**WHAT THIS TASK INVOLVES**
Read through the data and report every line in which the word "επιχείρηση" occurs.

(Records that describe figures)

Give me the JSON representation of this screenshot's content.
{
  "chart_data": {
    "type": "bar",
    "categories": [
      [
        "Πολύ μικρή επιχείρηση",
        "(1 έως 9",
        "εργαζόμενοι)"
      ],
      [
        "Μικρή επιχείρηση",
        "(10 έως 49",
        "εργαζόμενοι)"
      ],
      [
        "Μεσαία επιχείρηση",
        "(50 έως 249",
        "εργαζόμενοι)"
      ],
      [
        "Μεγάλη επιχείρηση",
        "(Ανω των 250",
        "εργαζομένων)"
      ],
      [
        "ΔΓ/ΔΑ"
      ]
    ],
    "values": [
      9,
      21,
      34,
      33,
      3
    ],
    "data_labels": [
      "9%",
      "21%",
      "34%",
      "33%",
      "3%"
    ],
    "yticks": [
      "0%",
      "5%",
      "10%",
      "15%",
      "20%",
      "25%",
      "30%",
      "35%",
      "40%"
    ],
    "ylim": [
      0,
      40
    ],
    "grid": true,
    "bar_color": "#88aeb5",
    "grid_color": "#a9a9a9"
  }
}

**FINISHED ANSWER**
        "Πολύ μικρή επιχείρηση",
        "Μικρή επιχείρηση",
        "Μεσαία επιχείρηση",
        "Μεγάλη επιχείρηση",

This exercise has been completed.